### What is being asked
Give the number of lines that include the word "JSON", nothing more.

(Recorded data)

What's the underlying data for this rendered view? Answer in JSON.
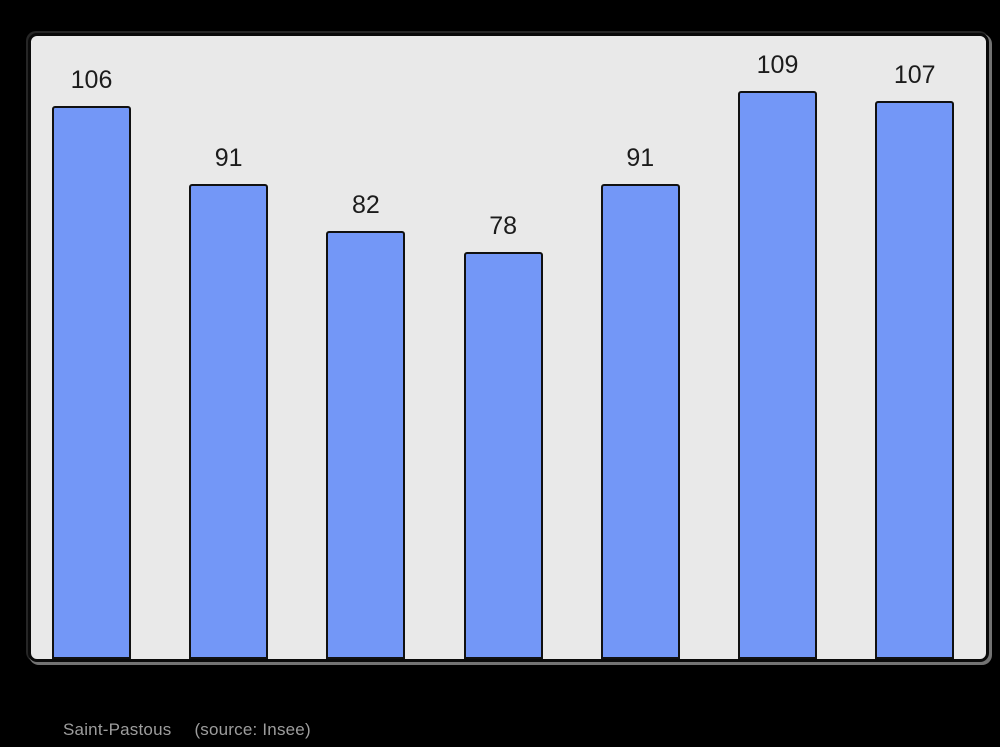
{
  "page": {
    "background": "#000000"
  },
  "caption": {
    "title": "Saint-Pastous",
    "source": "(source: Insee)"
  },
  "chart_data": {
    "type": "bar",
    "title": "Saint-Pastous",
    "subtitle": "(source: Insee)",
    "values": [
      106,
      91,
      82,
      78,
      91,
      109,
      107
    ],
    "data_labels": [
      "106",
      "91",
      "82",
      "78",
      "91",
      "109",
      "107"
    ],
    "categories": [
      "",
      "",
      "",
      "",
      "",
      "",
      ""
    ],
    "xlabel": "",
    "ylabel": "",
    "ylim": [
      0,
      120
    ],
    "grid": false,
    "legend": false,
    "colors": {
      "bar_fill": "#7397F7",
      "bar_border": "#111111",
      "plot_background": "#E9E9E9",
      "plot_border": "#0A0A0A",
      "value_label": "#1C1C1C",
      "caption_text": "#9D9D9D",
      "page_background": "#000000"
    }
  }
}
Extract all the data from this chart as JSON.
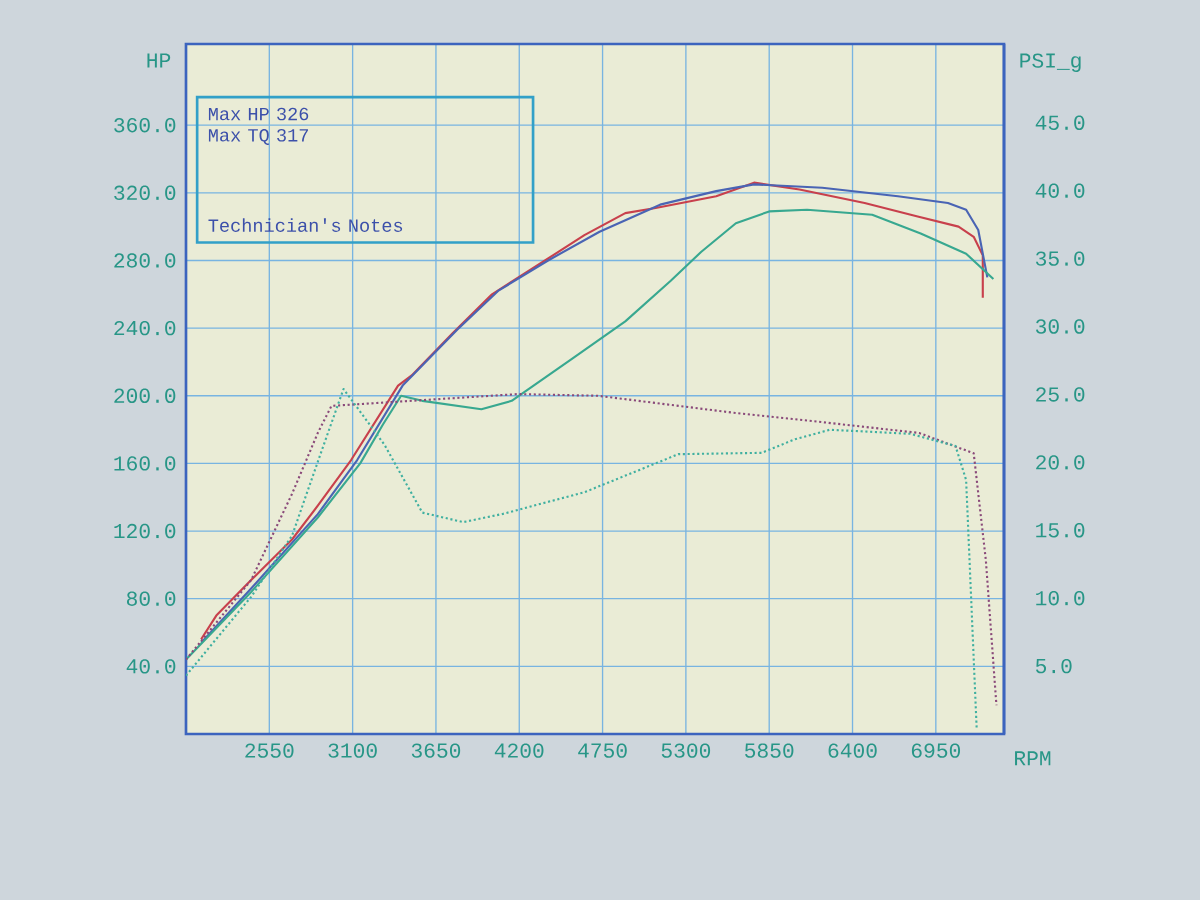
{
  "chart_data": {
    "type": "line",
    "xlabel": "RPM",
    "ylabel": "HP",
    "y2label": "PSI_g",
    "annotations": [
      "Max HP 326",
      "Max TQ 317",
      "Technician's Notes"
    ],
    "xlim": [
      2000,
      7400
    ],
    "ylim": [
      0,
      408
    ],
    "y2lim": [
      0,
      50.8
    ],
    "xticks": [
      2550,
      3100,
      3650,
      4200,
      4750,
      5300,
      5850,
      6400,
      6950
    ],
    "yticks": [
      {
        "value": 40,
        "label": "40.0"
      },
      {
        "value": 80,
        "label": "80.0"
      },
      {
        "value": 120,
        "label": "120.0"
      },
      {
        "value": 160,
        "label": "160.0"
      },
      {
        "value": 200,
        "label": "200.0"
      },
      {
        "value": 240,
        "label": "240.0"
      },
      {
        "value": 280,
        "label": "280.0"
      },
      {
        "value": 320,
        "label": "320.0"
      },
      {
        "value": 360,
        "label": "360.0"
      }
    ],
    "y2ticks": [
      {
        "value": 5,
        "label": "5.0"
      },
      {
        "value": 10,
        "label": "10.0"
      },
      {
        "value": 15,
        "label": "15.0"
      },
      {
        "value": 20,
        "label": "20.0"
      },
      {
        "value": 25,
        "label": "25.0"
      },
      {
        "value": 30,
        "label": "30.0"
      },
      {
        "value": 35,
        "label": "35.0"
      },
      {
        "value": 40,
        "label": "40.0"
      },
      {
        "value": 45,
        "label": "45.0"
      }
    ],
    "grid": true,
    "marker": "none",
    "series": [
      {
        "color": "#c8404c",
        "line_style": "solid",
        "x": [
          2100,
          2200,
          2430,
          2700,
          2870,
          3090,
          3400,
          3490,
          3760,
          4020,
          4370,
          4630,
          4900,
          5100,
          5500,
          5750,
          6050,
          6480,
          6830,
          7100,
          7200,
          7260,
          7260
        ],
        "values": [
          56,
          70,
          91,
          115,
          135,
          162,
          206,
          212,
          237,
          260,
          280,
          295,
          308,
          311,
          318,
          326,
          322,
          314,
          306,
          300,
          294,
          283,
          258
        ]
      },
      {
        "color": "#4a64b4",
        "line_style": "solid",
        "x": [
          2100,
          2430,
          2870,
          3130,
          3430,
          3790,
          4060,
          4390,
          4730,
          5130,
          5500,
          5750,
          6200,
          6700,
          7030,
          7150,
          7230,
          7290
        ],
        "values": [
          54,
          86,
          130,
          162,
          206,
          239,
          262,
          280,
          297,
          313,
          321,
          325,
          323,
          318,
          314,
          310,
          298,
          270
        ]
      },
      {
        "color": "#38a890",
        "line_style": "solid",
        "x": [
          2000,
          2430,
          2870,
          3150,
          3300,
          3420,
          3560,
          3950,
          4150,
          4550,
          4900,
          5200,
          5400,
          5630,
          5850,
          6100,
          6530,
          6850,
          7150,
          7330
        ],
        "values": [
          44,
          84,
          128,
          160,
          183,
          200,
          197,
          192,
          197,
          222,
          244,
          268,
          285,
          302,
          309,
          310,
          307,
          296,
          284,
          269
        ]
      },
      {
        "color": "#8a4a7a",
        "line_style": "dotted",
        "x": [
          2000,
          2430,
          2700,
          2870,
          2960,
          3310,
          4190,
          4720,
          5610,
          6140,
          6840,
          7200,
          7280,
          7350
        ],
        "values": [
          44,
          91,
          142,
          178,
          194,
          196,
          201,
          200,
          190,
          185,
          178,
          166,
          103,
          17
        ]
      },
      {
        "color": "#40b0a0",
        "line_style": "dotted",
        "axis": "y2",
        "x": [
          2000,
          2430,
          2700,
          2900,
          3040,
          3310,
          3560,
          3830,
          4090,
          4630,
          5250,
          5800,
          6020,
          6250,
          6780,
          7080,
          7150,
          7220
        ],
        "values": [
          4.3,
          10.1,
          14.6,
          21,
          25.4,
          21.3,
          16.3,
          15.6,
          16.2,
          17.8,
          20.6,
          20.7,
          21.7,
          22.4,
          22.1,
          21.2,
          18.7,
          0.3
        ]
      }
    ]
  }
}
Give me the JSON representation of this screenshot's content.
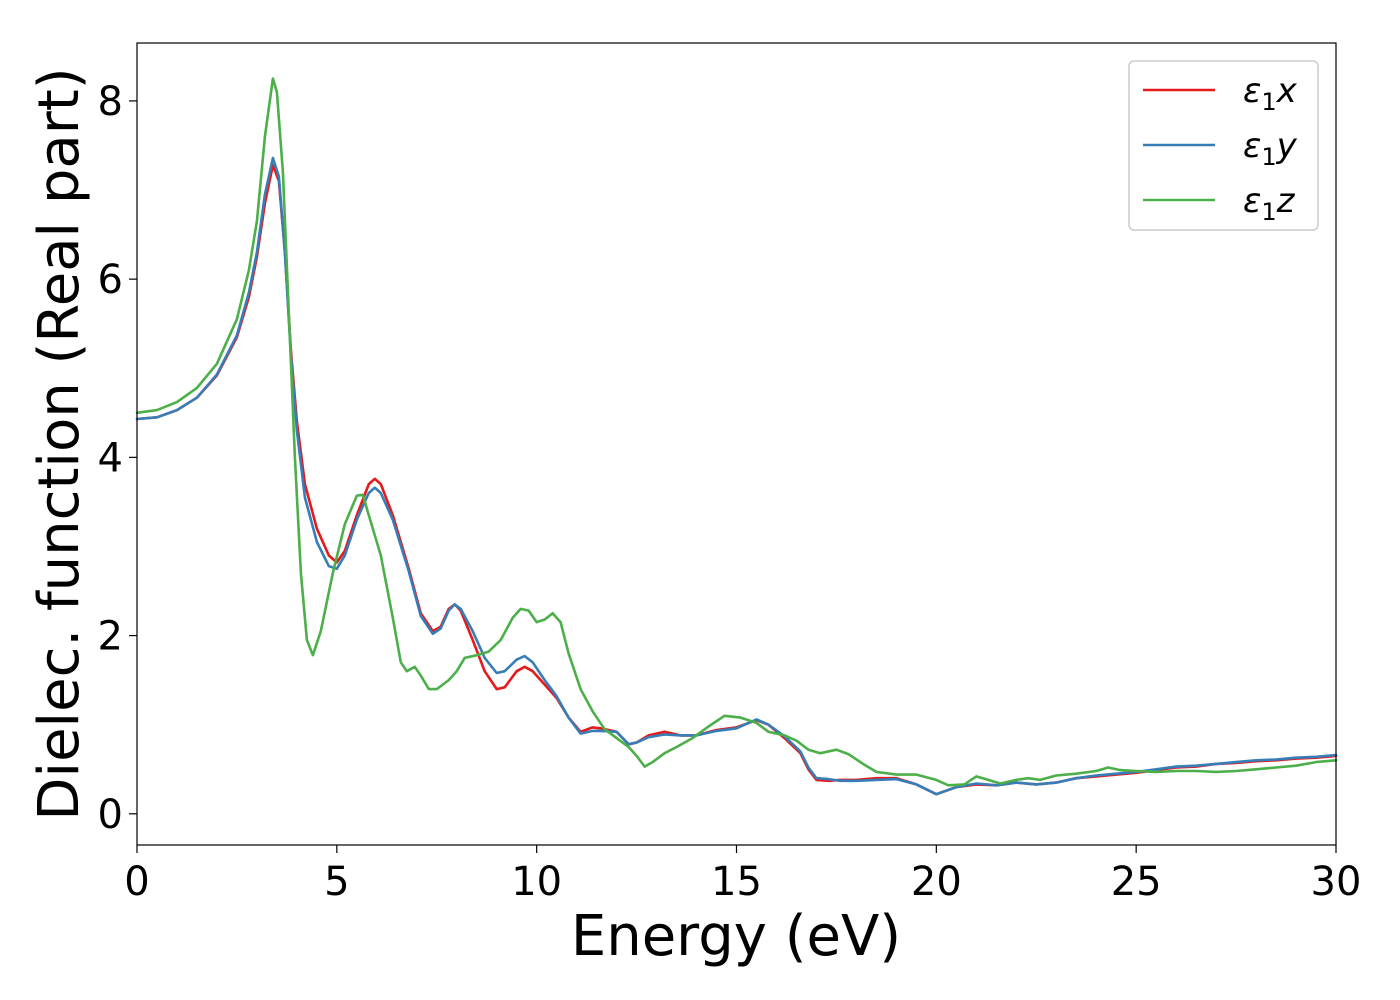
{
  "chart_data": {
    "type": "line",
    "xlabel": "Energy (eV)",
    "ylabel": "Dielec. function (Real part)",
    "xlim": [
      0,
      30
    ],
    "ylim": [
      -0.35,
      8.65
    ],
    "xticks": [
      "0",
      "5",
      "10",
      "15",
      "20",
      "25",
      "30"
    ],
    "yticks": [
      "0",
      "2",
      "4",
      "6",
      "8"
    ],
    "grid": false,
    "legend_position": "top-right",
    "series": [
      {
        "name": "ε1x",
        "label_base": "ε",
        "label_sub": "1",
        "label_suffix": "x",
        "color": "#e41a1c",
        "points": [
          [
            0,
            4.43
          ],
          [
            0.5,
            4.45
          ],
          [
            1,
            4.53
          ],
          [
            1.5,
            4.67
          ],
          [
            2,
            4.92
          ],
          [
            2.5,
            5.35
          ],
          [
            2.8,
            5.8
          ],
          [
            3,
            6.25
          ],
          [
            3.2,
            6.85
          ],
          [
            3.4,
            7.28
          ],
          [
            3.55,
            7.1
          ],
          [
            3.7,
            6.3
          ],
          [
            3.85,
            5.2
          ],
          [
            4,
            4.4
          ],
          [
            4.2,
            3.7
          ],
          [
            4.5,
            3.2
          ],
          [
            4.8,
            2.9
          ],
          [
            5,
            2.82
          ],
          [
            5.2,
            2.95
          ],
          [
            5.5,
            3.35
          ],
          [
            5.8,
            3.7
          ],
          [
            5.95,
            3.76
          ],
          [
            6.1,
            3.7
          ],
          [
            6.4,
            3.35
          ],
          [
            6.8,
            2.75
          ],
          [
            7.1,
            2.25
          ],
          [
            7.4,
            2.05
          ],
          [
            7.6,
            2.1
          ],
          [
            7.8,
            2.3
          ],
          [
            7.95,
            2.35
          ],
          [
            8.1,
            2.28
          ],
          [
            8.4,
            1.95
          ],
          [
            8.7,
            1.6
          ],
          [
            9,
            1.4
          ],
          [
            9.2,
            1.42
          ],
          [
            9.5,
            1.6
          ],
          [
            9.7,
            1.65
          ],
          [
            9.9,
            1.6
          ],
          [
            10.2,
            1.45
          ],
          [
            10.5,
            1.3
          ],
          [
            10.8,
            1.08
          ],
          [
            11.1,
            0.92
          ],
          [
            11.4,
            0.97
          ],
          [
            11.6,
            0.96
          ],
          [
            12,
            0.92
          ],
          [
            12.3,
            0.78
          ],
          [
            12.5,
            0.8
          ],
          [
            12.8,
            0.88
          ],
          [
            13.2,
            0.92
          ],
          [
            13.6,
            0.88
          ],
          [
            14,
            0.88
          ],
          [
            14.5,
            0.94
          ],
          [
            15,
            0.97
          ],
          [
            15.5,
            1.05
          ],
          [
            15.8,
            1.0
          ],
          [
            16.2,
            0.85
          ],
          [
            16.6,
            0.68
          ],
          [
            16.8,
            0.5
          ],
          [
            17,
            0.38
          ],
          [
            17.3,
            0.37
          ],
          [
            17.6,
            0.38
          ],
          [
            18,
            0.38
          ],
          [
            18.5,
            0.4
          ],
          [
            19,
            0.4
          ],
          [
            19.5,
            0.33
          ],
          [
            20,
            0.22
          ],
          [
            20.5,
            0.3
          ],
          [
            21,
            0.33
          ],
          [
            21.5,
            0.32
          ],
          [
            22,
            0.35
          ],
          [
            22.5,
            0.33
          ],
          [
            23,
            0.35
          ],
          [
            23.5,
            0.4
          ],
          [
            24,
            0.42
          ],
          [
            24.5,
            0.44
          ],
          [
            25,
            0.46
          ],
          [
            25.5,
            0.49
          ],
          [
            26,
            0.52
          ],
          [
            26.5,
            0.53
          ],
          [
            27,
            0.56
          ],
          [
            27.5,
            0.57
          ],
          [
            28,
            0.59
          ],
          [
            28.5,
            0.6
          ],
          [
            29,
            0.62
          ],
          [
            29.5,
            0.63
          ],
          [
            30,
            0.65
          ]
        ]
      },
      {
        "name": "ε1y",
        "label_base": "ε",
        "label_sub": "1",
        "label_suffix": "y",
        "color": "#377eb8",
        "points": [
          [
            0,
            4.43
          ],
          [
            0.5,
            4.45
          ],
          [
            1,
            4.53
          ],
          [
            1.5,
            4.67
          ],
          [
            2,
            4.93
          ],
          [
            2.5,
            5.37
          ],
          [
            2.8,
            5.85
          ],
          [
            3,
            6.3
          ],
          [
            3.2,
            6.95
          ],
          [
            3.4,
            7.36
          ],
          [
            3.55,
            7.15
          ],
          [
            3.7,
            6.3
          ],
          [
            3.85,
            5.15
          ],
          [
            4,
            4.3
          ],
          [
            4.2,
            3.55
          ],
          [
            4.5,
            3.05
          ],
          [
            4.8,
            2.78
          ],
          [
            5,
            2.75
          ],
          [
            5.2,
            2.9
          ],
          [
            5.5,
            3.3
          ],
          [
            5.8,
            3.6
          ],
          [
            5.95,
            3.66
          ],
          [
            6.1,
            3.6
          ],
          [
            6.4,
            3.3
          ],
          [
            6.8,
            2.72
          ],
          [
            7.1,
            2.22
          ],
          [
            7.4,
            2.02
          ],
          [
            7.6,
            2.08
          ],
          [
            7.8,
            2.28
          ],
          [
            7.95,
            2.35
          ],
          [
            8.1,
            2.3
          ],
          [
            8.4,
            2.05
          ],
          [
            8.7,
            1.75
          ],
          [
            9,
            1.58
          ],
          [
            9.2,
            1.6
          ],
          [
            9.5,
            1.73
          ],
          [
            9.7,
            1.77
          ],
          [
            9.9,
            1.7
          ],
          [
            10.2,
            1.5
          ],
          [
            10.5,
            1.32
          ],
          [
            10.8,
            1.08
          ],
          [
            11.1,
            0.9
          ],
          [
            11.4,
            0.93
          ],
          [
            11.6,
            0.93
          ],
          [
            12,
            0.92
          ],
          [
            12.3,
            0.78
          ],
          [
            12.5,
            0.8
          ],
          [
            12.8,
            0.86
          ],
          [
            13.2,
            0.89
          ],
          [
            13.6,
            0.88
          ],
          [
            14,
            0.88
          ],
          [
            14.5,
            0.93
          ],
          [
            15,
            0.96
          ],
          [
            15.5,
            1.06
          ],
          [
            15.8,
            1.0
          ],
          [
            16.2,
            0.87
          ],
          [
            16.6,
            0.7
          ],
          [
            16.8,
            0.52
          ],
          [
            17,
            0.4
          ],
          [
            17.3,
            0.39
          ],
          [
            17.6,
            0.37
          ],
          [
            18,
            0.37
          ],
          [
            18.5,
            0.38
          ],
          [
            19,
            0.39
          ],
          [
            19.5,
            0.33
          ],
          [
            20,
            0.22
          ],
          [
            20.5,
            0.3
          ],
          [
            21,
            0.34
          ],
          [
            21.5,
            0.32
          ],
          [
            22,
            0.35
          ],
          [
            22.5,
            0.33
          ],
          [
            23,
            0.35
          ],
          [
            23.5,
            0.4
          ],
          [
            24,
            0.43
          ],
          [
            24.5,
            0.45
          ],
          [
            25,
            0.47
          ],
          [
            25.5,
            0.5
          ],
          [
            26,
            0.53
          ],
          [
            26.5,
            0.54
          ],
          [
            27,
            0.56
          ],
          [
            27.5,
            0.58
          ],
          [
            28,
            0.6
          ],
          [
            28.5,
            0.61
          ],
          [
            29,
            0.63
          ],
          [
            29.5,
            0.64
          ],
          [
            30,
            0.66
          ]
        ]
      },
      {
        "name": "ε1z",
        "label_base": "ε",
        "label_sub": "1",
        "label_suffix": "z",
        "color": "#4daf4a",
        "points": [
          [
            0,
            4.5
          ],
          [
            0.5,
            4.53
          ],
          [
            1,
            4.62
          ],
          [
            1.5,
            4.78
          ],
          [
            2,
            5.05
          ],
          [
            2.5,
            5.55
          ],
          [
            2.8,
            6.1
          ],
          [
            3,
            6.65
          ],
          [
            3.2,
            7.6
          ],
          [
            3.4,
            8.25
          ],
          [
            3.5,
            8.1
          ],
          [
            3.65,
            7.2
          ],
          [
            3.8,
            5.6
          ],
          [
            3.95,
            4.0
          ],
          [
            4.1,
            2.7
          ],
          [
            4.25,
            1.95
          ],
          [
            4.4,
            1.78
          ],
          [
            4.6,
            2.05
          ],
          [
            4.9,
            2.7
          ],
          [
            5.2,
            3.25
          ],
          [
            5.5,
            3.57
          ],
          [
            5.65,
            3.58
          ],
          [
            5.8,
            3.35
          ],
          [
            6.1,
            2.9
          ],
          [
            6.4,
            2.2
          ],
          [
            6.6,
            1.7
          ],
          [
            6.75,
            1.6
          ],
          [
            6.95,
            1.65
          ],
          [
            7.1,
            1.55
          ],
          [
            7.3,
            1.4
          ],
          [
            7.5,
            1.4
          ],
          [
            7.8,
            1.5
          ],
          [
            8,
            1.6
          ],
          [
            8.2,
            1.75
          ],
          [
            8.5,
            1.78
          ],
          [
            8.8,
            1.82
          ],
          [
            9.1,
            1.95
          ],
          [
            9.4,
            2.2
          ],
          [
            9.6,
            2.3
          ],
          [
            9.8,
            2.28
          ],
          [
            10,
            2.15
          ],
          [
            10.2,
            2.18
          ],
          [
            10.4,
            2.25
          ],
          [
            10.6,
            2.15
          ],
          [
            10.8,
            1.8
          ],
          [
            11.1,
            1.4
          ],
          [
            11.4,
            1.15
          ],
          [
            11.7,
            0.95
          ],
          [
            12,
            0.85
          ],
          [
            12.3,
            0.75
          ],
          [
            12.5,
            0.65
          ],
          [
            12.7,
            0.53
          ],
          [
            12.9,
            0.58
          ],
          [
            13.2,
            0.68
          ],
          [
            13.5,
            0.75
          ],
          [
            13.9,
            0.85
          ],
          [
            14.3,
            0.98
          ],
          [
            14.7,
            1.1
          ],
          [
            15.1,
            1.08
          ],
          [
            15.5,
            1.02
          ],
          [
            15.8,
            0.92
          ],
          [
            16.2,
            0.88
          ],
          [
            16.5,
            0.82
          ],
          [
            16.8,
            0.72
          ],
          [
            17.1,
            0.68
          ],
          [
            17.5,
            0.72
          ],
          [
            17.8,
            0.67
          ],
          [
            18.2,
            0.55
          ],
          [
            18.5,
            0.47
          ],
          [
            19,
            0.44
          ],
          [
            19.5,
            0.44
          ],
          [
            20,
            0.38
          ],
          [
            20.3,
            0.32
          ],
          [
            20.7,
            0.33
          ],
          [
            21,
            0.42
          ],
          [
            21.3,
            0.38
          ],
          [
            21.6,
            0.34
          ],
          [
            22,
            0.38
          ],
          [
            22.3,
            0.4
          ],
          [
            22.6,
            0.38
          ],
          [
            23,
            0.43
          ],
          [
            23.5,
            0.45
          ],
          [
            24,
            0.48
          ],
          [
            24.3,
            0.52
          ],
          [
            24.6,
            0.49
          ],
          [
            25,
            0.48
          ],
          [
            25.5,
            0.47
          ],
          [
            26,
            0.48
          ],
          [
            26.5,
            0.48
          ],
          [
            27,
            0.47
          ],
          [
            27.5,
            0.48
          ],
          [
            28,
            0.5
          ],
          [
            28.5,
            0.52
          ],
          [
            29,
            0.54
          ],
          [
            29.5,
            0.58
          ],
          [
            30,
            0.6
          ]
        ]
      }
    ]
  }
}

### Response below
3